> What you are asked to do:
Copy out the lines of the data from its very first line through the line that contains "data-label: 0,69 bbox=[670, 370, 702, 387]", including both of those lines.

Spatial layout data
start

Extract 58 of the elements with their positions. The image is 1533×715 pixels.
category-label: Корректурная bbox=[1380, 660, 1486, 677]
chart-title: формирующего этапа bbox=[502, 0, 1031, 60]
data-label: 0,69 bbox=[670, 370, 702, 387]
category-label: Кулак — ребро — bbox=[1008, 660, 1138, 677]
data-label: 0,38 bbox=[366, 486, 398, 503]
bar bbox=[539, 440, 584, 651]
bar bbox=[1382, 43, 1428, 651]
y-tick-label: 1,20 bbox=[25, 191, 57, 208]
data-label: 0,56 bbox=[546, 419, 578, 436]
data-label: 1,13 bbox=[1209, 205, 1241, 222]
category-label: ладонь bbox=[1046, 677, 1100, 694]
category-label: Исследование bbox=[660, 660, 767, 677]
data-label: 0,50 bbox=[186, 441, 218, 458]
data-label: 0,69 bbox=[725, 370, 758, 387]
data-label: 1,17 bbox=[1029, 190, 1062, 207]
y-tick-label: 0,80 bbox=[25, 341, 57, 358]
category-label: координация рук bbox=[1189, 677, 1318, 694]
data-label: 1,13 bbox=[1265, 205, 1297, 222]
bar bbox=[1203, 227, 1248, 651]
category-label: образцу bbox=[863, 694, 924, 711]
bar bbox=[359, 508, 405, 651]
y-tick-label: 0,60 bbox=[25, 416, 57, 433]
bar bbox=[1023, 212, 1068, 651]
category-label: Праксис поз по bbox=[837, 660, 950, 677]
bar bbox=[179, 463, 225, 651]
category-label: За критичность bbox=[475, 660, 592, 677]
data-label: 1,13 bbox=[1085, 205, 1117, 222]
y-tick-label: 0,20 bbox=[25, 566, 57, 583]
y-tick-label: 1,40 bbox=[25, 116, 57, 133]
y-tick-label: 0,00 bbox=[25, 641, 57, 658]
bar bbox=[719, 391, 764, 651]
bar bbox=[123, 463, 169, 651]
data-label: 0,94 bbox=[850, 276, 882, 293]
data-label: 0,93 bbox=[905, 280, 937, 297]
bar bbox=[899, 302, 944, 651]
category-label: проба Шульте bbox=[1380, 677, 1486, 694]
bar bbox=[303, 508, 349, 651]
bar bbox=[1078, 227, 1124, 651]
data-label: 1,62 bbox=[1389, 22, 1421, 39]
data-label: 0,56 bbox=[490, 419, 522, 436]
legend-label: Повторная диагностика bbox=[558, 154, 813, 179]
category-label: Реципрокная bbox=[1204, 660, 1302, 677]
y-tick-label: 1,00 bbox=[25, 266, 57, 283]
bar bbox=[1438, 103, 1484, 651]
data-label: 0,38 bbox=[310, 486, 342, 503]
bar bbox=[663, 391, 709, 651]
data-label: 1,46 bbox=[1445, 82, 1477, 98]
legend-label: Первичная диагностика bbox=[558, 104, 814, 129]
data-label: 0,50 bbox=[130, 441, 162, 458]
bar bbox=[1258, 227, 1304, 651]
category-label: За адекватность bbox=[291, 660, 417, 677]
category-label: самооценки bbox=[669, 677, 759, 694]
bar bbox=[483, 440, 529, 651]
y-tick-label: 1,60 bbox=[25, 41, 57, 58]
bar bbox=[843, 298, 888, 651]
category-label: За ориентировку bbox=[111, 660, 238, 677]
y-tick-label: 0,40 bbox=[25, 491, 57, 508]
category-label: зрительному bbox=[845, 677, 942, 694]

end

> Output of the task:
Extract 58 of the elements with their positions. The image is 1533×715 pixels.
category-label: Корректурная bbox=[1380, 660, 1486, 677]
chart-title: формирующего этапа bbox=[502, 0, 1031, 60]
data-label: 0,69 bbox=[670, 370, 702, 387]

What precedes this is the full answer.